[Instructions to follow]
Filter for the word "says" and keep each matching line.
* START Entries supplied *
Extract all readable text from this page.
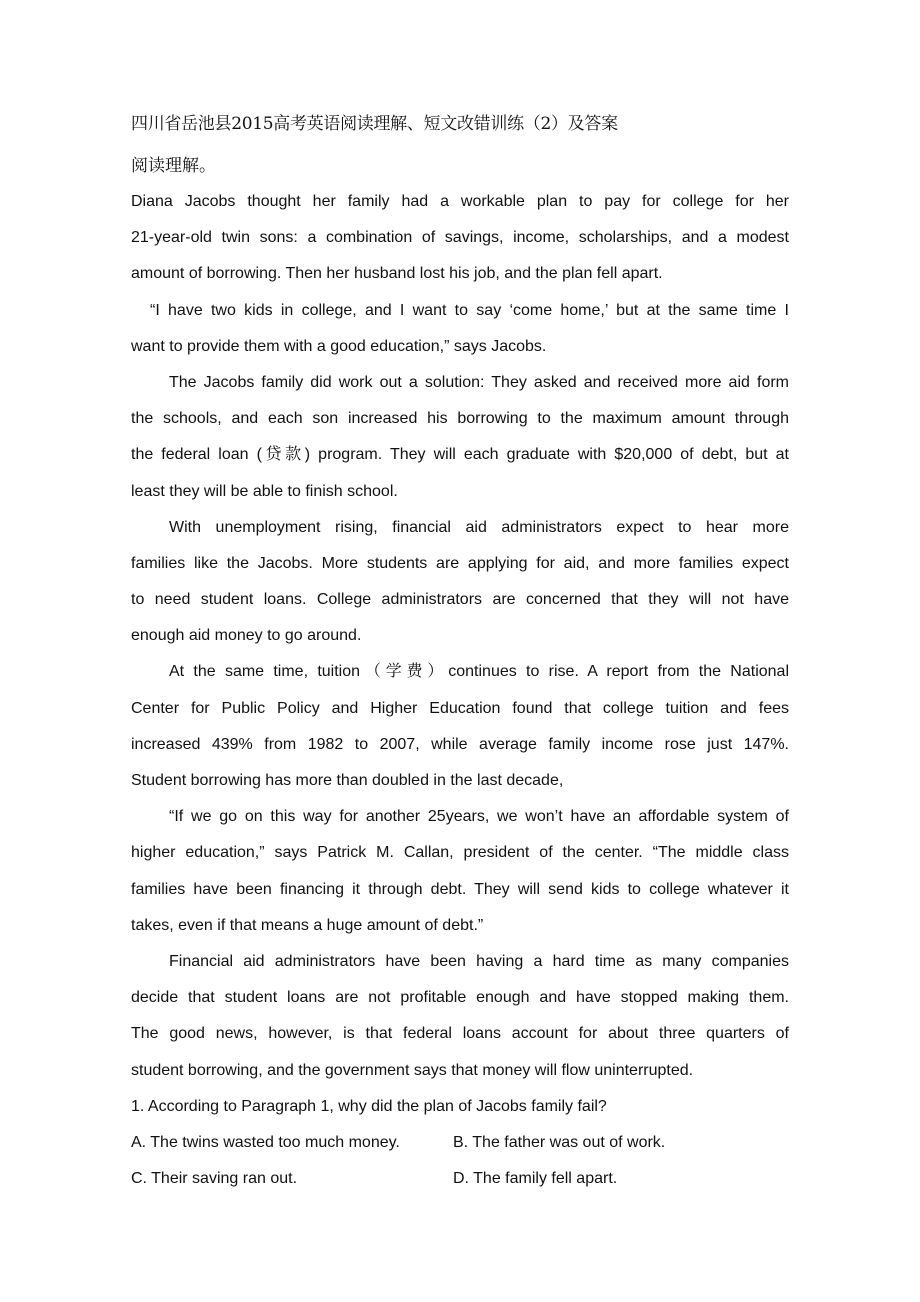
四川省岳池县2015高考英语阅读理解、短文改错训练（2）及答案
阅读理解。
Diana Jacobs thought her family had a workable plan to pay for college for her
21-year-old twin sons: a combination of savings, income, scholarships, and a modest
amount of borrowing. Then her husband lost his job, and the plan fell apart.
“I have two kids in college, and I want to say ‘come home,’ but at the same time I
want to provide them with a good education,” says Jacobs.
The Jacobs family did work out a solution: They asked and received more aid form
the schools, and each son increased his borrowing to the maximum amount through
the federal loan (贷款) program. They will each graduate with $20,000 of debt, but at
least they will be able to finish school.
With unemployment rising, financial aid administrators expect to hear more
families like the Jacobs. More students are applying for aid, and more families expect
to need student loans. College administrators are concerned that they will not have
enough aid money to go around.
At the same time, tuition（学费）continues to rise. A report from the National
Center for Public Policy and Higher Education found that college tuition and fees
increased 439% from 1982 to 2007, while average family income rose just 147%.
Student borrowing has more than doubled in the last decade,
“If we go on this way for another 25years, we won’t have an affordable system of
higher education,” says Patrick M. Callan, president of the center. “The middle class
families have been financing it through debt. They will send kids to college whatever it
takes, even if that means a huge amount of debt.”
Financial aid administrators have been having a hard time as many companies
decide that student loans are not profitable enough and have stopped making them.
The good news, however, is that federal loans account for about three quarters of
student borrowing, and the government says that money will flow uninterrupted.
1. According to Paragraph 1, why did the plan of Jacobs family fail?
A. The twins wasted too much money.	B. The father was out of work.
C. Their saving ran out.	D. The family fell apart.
* END Entries supplied *
* START Entries supplied *
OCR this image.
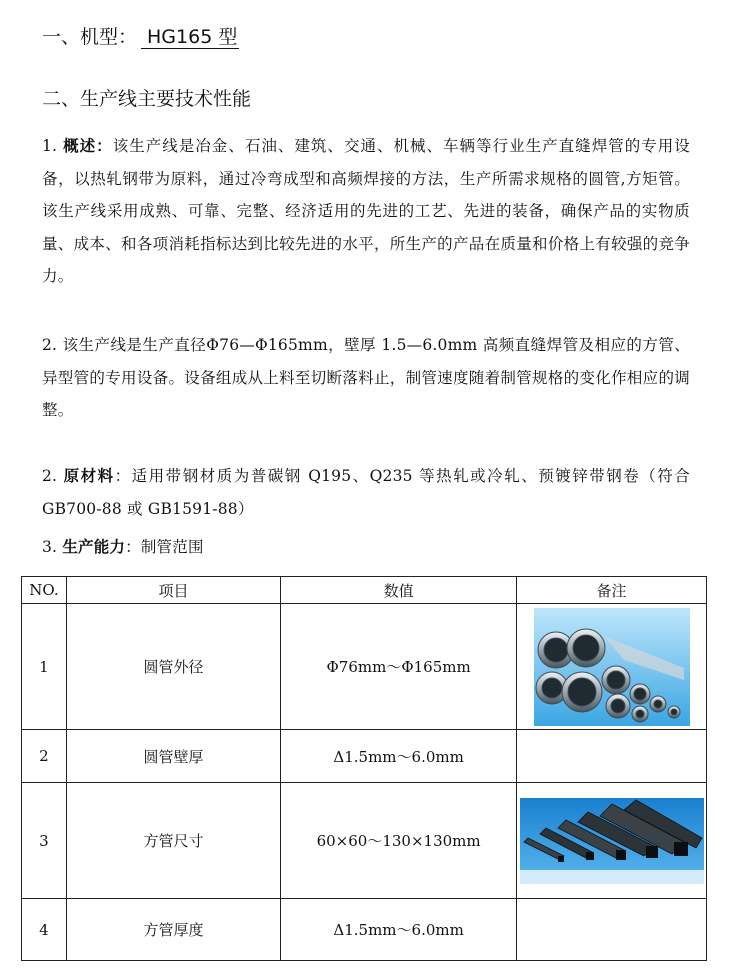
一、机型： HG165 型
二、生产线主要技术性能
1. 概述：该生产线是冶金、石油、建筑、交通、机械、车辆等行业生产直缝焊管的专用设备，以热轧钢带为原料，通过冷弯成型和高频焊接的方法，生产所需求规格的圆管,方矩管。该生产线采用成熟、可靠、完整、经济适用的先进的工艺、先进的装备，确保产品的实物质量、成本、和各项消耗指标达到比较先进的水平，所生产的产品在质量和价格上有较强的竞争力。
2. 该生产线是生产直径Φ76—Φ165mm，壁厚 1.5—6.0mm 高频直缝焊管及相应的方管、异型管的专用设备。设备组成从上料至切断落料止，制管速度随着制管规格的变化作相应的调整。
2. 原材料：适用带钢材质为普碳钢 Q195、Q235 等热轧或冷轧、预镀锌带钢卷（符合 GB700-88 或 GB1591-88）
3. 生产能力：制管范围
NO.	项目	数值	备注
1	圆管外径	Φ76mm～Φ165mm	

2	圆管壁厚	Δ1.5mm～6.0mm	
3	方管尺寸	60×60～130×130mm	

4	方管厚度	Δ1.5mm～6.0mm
* END Entries supplied *
[Task result]
want to provide them with a good education,” says Jacobs.
higher education,” says Patrick M. Callan, president of the center. “The middle class
student borrowing, and the government says that money will flow uninterrupted.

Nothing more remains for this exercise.